**INSTRUCTIONS TO FOLLOW:**
Every record here should be printed again exactly.

**DATA LINES:**

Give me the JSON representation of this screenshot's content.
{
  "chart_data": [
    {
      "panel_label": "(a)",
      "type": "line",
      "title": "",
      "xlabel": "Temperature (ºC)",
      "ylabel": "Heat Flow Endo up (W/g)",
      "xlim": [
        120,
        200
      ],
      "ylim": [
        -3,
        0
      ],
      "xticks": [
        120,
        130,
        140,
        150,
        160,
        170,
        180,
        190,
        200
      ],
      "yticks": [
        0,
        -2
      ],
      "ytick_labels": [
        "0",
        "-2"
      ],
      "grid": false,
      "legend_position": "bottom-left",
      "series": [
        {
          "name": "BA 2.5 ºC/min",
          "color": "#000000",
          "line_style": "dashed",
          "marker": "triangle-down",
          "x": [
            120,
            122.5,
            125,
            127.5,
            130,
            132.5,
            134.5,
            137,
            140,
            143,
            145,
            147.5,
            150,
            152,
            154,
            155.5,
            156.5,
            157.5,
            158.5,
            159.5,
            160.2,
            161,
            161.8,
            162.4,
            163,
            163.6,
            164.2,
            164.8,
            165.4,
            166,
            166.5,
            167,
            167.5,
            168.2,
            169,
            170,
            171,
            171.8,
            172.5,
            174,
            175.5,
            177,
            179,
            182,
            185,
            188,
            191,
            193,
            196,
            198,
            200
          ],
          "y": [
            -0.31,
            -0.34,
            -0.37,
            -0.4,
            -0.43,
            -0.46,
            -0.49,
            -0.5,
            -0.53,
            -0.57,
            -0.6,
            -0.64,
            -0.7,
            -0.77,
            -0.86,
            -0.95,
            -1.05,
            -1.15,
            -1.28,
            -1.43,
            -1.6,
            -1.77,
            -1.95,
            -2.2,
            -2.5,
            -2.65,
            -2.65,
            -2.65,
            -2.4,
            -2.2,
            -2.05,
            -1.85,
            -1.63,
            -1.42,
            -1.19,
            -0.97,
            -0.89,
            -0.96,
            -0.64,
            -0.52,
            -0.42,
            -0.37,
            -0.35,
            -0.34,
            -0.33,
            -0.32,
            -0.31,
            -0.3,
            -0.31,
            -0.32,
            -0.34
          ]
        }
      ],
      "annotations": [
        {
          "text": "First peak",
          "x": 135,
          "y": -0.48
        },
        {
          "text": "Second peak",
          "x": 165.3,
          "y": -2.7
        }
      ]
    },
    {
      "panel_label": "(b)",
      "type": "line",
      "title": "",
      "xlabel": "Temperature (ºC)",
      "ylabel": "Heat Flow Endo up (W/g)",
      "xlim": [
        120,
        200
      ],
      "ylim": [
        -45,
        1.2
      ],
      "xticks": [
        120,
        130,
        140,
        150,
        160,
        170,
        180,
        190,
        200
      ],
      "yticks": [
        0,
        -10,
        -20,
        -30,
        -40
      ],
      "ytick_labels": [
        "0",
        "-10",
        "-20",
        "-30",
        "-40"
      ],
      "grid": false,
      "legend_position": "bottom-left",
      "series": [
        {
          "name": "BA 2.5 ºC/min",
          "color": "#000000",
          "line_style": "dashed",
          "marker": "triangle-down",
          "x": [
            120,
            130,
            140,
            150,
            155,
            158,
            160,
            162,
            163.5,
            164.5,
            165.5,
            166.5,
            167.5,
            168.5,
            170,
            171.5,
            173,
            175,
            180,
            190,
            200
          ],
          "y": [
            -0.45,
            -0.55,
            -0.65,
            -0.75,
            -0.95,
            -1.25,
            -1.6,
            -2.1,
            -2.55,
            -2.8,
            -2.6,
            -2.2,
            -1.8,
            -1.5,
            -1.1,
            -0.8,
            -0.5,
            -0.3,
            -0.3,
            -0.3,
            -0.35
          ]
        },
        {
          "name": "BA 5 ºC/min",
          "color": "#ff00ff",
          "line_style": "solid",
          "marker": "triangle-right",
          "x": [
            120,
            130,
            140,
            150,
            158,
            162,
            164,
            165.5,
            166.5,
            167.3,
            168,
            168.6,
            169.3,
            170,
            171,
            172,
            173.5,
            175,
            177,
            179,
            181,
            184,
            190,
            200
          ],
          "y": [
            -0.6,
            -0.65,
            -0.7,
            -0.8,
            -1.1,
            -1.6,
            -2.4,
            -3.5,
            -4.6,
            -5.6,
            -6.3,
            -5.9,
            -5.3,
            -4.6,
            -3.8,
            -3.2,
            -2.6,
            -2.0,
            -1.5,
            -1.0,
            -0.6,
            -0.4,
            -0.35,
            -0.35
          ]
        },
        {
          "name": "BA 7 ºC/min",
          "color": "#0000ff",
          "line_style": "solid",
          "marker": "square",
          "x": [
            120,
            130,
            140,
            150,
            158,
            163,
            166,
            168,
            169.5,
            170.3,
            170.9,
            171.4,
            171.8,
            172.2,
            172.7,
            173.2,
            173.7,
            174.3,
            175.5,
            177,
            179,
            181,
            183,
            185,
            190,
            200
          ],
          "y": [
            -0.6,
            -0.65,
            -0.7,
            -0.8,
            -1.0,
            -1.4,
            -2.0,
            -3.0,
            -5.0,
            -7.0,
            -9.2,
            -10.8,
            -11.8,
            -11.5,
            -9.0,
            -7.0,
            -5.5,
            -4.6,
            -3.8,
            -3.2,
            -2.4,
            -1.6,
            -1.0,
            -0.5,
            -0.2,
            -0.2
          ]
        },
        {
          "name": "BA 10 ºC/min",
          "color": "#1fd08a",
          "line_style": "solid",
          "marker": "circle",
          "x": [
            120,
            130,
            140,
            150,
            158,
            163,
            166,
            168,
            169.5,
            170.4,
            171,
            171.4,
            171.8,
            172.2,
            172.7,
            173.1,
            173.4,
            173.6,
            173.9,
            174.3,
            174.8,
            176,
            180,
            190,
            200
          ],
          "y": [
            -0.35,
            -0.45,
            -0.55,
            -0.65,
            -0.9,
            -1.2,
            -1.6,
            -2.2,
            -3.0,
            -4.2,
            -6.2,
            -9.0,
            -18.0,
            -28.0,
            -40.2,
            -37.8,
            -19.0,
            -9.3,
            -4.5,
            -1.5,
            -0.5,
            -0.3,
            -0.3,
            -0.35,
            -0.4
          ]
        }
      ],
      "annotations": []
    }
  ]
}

**COMPLETED TASK:**
Give me the JSON representation of this screenshot's content.
{
  "chart_data": [
    {
      "panel_label": "(a)",
      "type": "line",
      "title": "",
      "xlabel": "Temperature (ºC)",
      "ylabel": "Heat Flow Endo up (W/g)",
      "xlim": [
        120,
        200
      ],
      "ylim": [
        -3,
        0
      ],
      "xticks": [
        120,
        130,
        140,
        150,
        160,
        170,
        180,
        190,
        200
      ],
      "yticks": [
        0,
        -2
      ],
      "ytick_labels": [
        "0",
        "-2"
      ],
      "grid": false,
      "legend_position": "bottom-left",
      "series": [
        {
          "name": "BA 2.5 ºC/min",
          "color": "#000000",
          "line_style": "dashed",
          "marker": "triangle-down",
          "x": [
            120,
            122.5,
            125,
            127.5,
            130,
            132.5,
            134.5,
            137,
            140,
            143,
            145,
            147.5,
            150,
            152,
            154,
            155.5,
            156.5,
            157.5,
            158.5,
            159.5,
            160.2,
            161,
            161.8,
            162.4,
            163,
            163.6,
            164.2,
            164.8,
            165.4,
            166,
            166.5,
            167,
            167.5,
            168.2,
            169,
            170,
            171,
            171.8,
            172.5,
            174,
            175.5,
            177,
            179,
            182,
            185,
            188,
            191,
            193,
            196,
            198,
            200
          ],
          "y": [
            -0.31,
            -0.34,
            -0.37,
            -0.4,
            -0.43,
            -0.46,
            -0.49,
            -0.5,
            -0.53,
            -0.57,
            -0.6,
            -0.64,
            -0.7,
            -0.77,
            -0.86,
            -0.95,
            -1.05,
            -1.15,
            -1.28,
            -1.43,
            -1.6,
            -1.77,
            -1.95,
            -2.2,
            -2.5,
            -2.65,
            -2.65,
            -2.65,
            -2.4,
            -2.2,
            -2.05,
            -1.85,
            -1.63,
            -1.42,
            -1.19,
            -0.97,
            -0.89,
            -0.96,
            -0.64,
            -0.52,
            -0.42,
            -0.37,
            -0.35,
            -0.34,
            -0.33,
            -0.32,
            -0.31,
            -0.3,
            -0.31,
            -0.32,
            -0.34
          ]
        }
      ],
      "annotations": [
        {
          "text": "First peak",
          "x": 135,
          "y": -0.48
        },
        {
          "text": "Second peak",
          "x": 165.3,
          "y": -2.7
        }
      ]
    },
    {
      "panel_label": "(b)",
      "type": "line",
      "title": "",
      "xlabel": "Temperature (ºC)",
      "ylabel": "Heat Flow Endo up (W/g)",
      "xlim": [
        120,
        200
      ],
      "ylim": [
        -45,
        1.2
      ],
      "xticks": [
        120,
        130,
        140,
        150,
        160,
        170,
        180,
        190,
        200
      ],
      "yticks": [
        0,
        -10,
        -20,
        -30,
        -40
      ],
      "ytick_labels": [
        "0",
        "-10",
        "-20",
        "-30",
        "-40"
      ],
      "grid": false,
      "legend_position": "bottom-left",
      "series": [
        {
          "name": "BA 2.5 ºC/min",
          "color": "#000000",
          "line_style": "dashed",
          "marker": "triangle-down",
          "x": [
            120,
            130,
            140,
            150,
            155,
            158,
            160,
            162,
            163.5,
            164.5,
            165.5,
            166.5,
            167.5,
            168.5,
            170,
            171.5,
            173,
            175,
            180,
            190,
            200
          ],
          "y": [
            -0.45,
            -0.55,
            -0.65,
            -0.75,
            -0.95,
            -1.25,
            -1.6,
            -2.1,
            -2.55,
            -2.8,
            -2.6,
            -2.2,
            -1.8,
            -1.5,
            -1.1,
            -0.8,
            -0.5,
            -0.3,
            -0.3,
            -0.3,
            -0.35
          ]
        },
        {
          "name": "BA 5 ºC/min",
          "color": "#ff00ff",
          "line_style": "solid",
          "marker": "triangle-right",
          "x": [
            120,
            130,
            140,
            150,
            158,
            162,
            164,
            165.5,
            166.5,
            167.3,
            168,
            168.6,
            169.3,
            170,
            171,
            172,
            173.5,
            175,
            177,
            179,
            181,
            184,
            190,
            200
          ],
          "y": [
            -0.6,
            -0.65,
            -0.7,
            -0.8,
            -1.1,
            -1.6,
            -2.4,
            -3.5,
            -4.6,
            -5.6,
            -6.3,
            -5.9,
            -5.3,
            -4.6,
            -3.8,
            -3.2,
            -2.6,
            -2.0,
            -1.5,
            -1.0,
            -0.6,
            -0.4,
            -0.35,
            -0.35
          ]
        },
        {
          "name": "BA 7 ºC/min",
          "color": "#0000ff",
          "line_style": "solid",
          "marker": "square",
          "x": [
            120,
            130,
            140,
            150,
            158,
            163,
            166,
            168,
            169.5,
            170.3,
            170.9,
            171.4,
            171.8,
            172.2,
            172.7,
            173.2,
            173.7,
            174.3,
            175.5,
            177,
            179,
            181,
            183,
            185,
            190,
            200
          ],
          "y": [
            -0.6,
            -0.65,
            -0.7,
            -0.8,
            -1.0,
            -1.4,
            -2.0,
            -3.0,
            -5.0,
            -7.0,
            -9.2,
            -10.8,
            -11.8,
            -11.5,
            -9.0,
            -7.0,
            -5.5,
            -4.6,
            -3.8,
            -3.2,
            -2.4,
            -1.6,
            -1.0,
            -0.5,
            -0.2,
            -0.2
          ]
        },
        {
          "name": "BA 10 ºC/min",
          "color": "#1fd08a",
          "line_style": "solid",
          "marker": "circle",
          "x": [
            120,
            130,
            140,
            150,
            158,
            163,
            166,
            168,
            169.5,
            170.4,
            171,
            171.4,
            171.8,
            172.2,
            172.7,
            173.1,
            173.4,
            173.6,
            173.9,
            174.3,
            174.8,
            176,
            180,
            190,
            200
          ],
          "y": [
            -0.35,
            -0.45,
            -0.55,
            -0.65,
            -0.9,
            -1.2,
            -1.6,
            -2.2,
            -3.0,
            -4.2,
            -6.2,
            -9.0,
            -18.0,
            -28.0,
            -40.2,
            -37.8,
            -19.0,
            -9.3,
            -4.5,
            -1.5,
            -0.5,
            -0.3,
            -0.3,
            -0.35,
            -0.4
          ]
        }
      ],
      "annotations": []
    }
  ]
}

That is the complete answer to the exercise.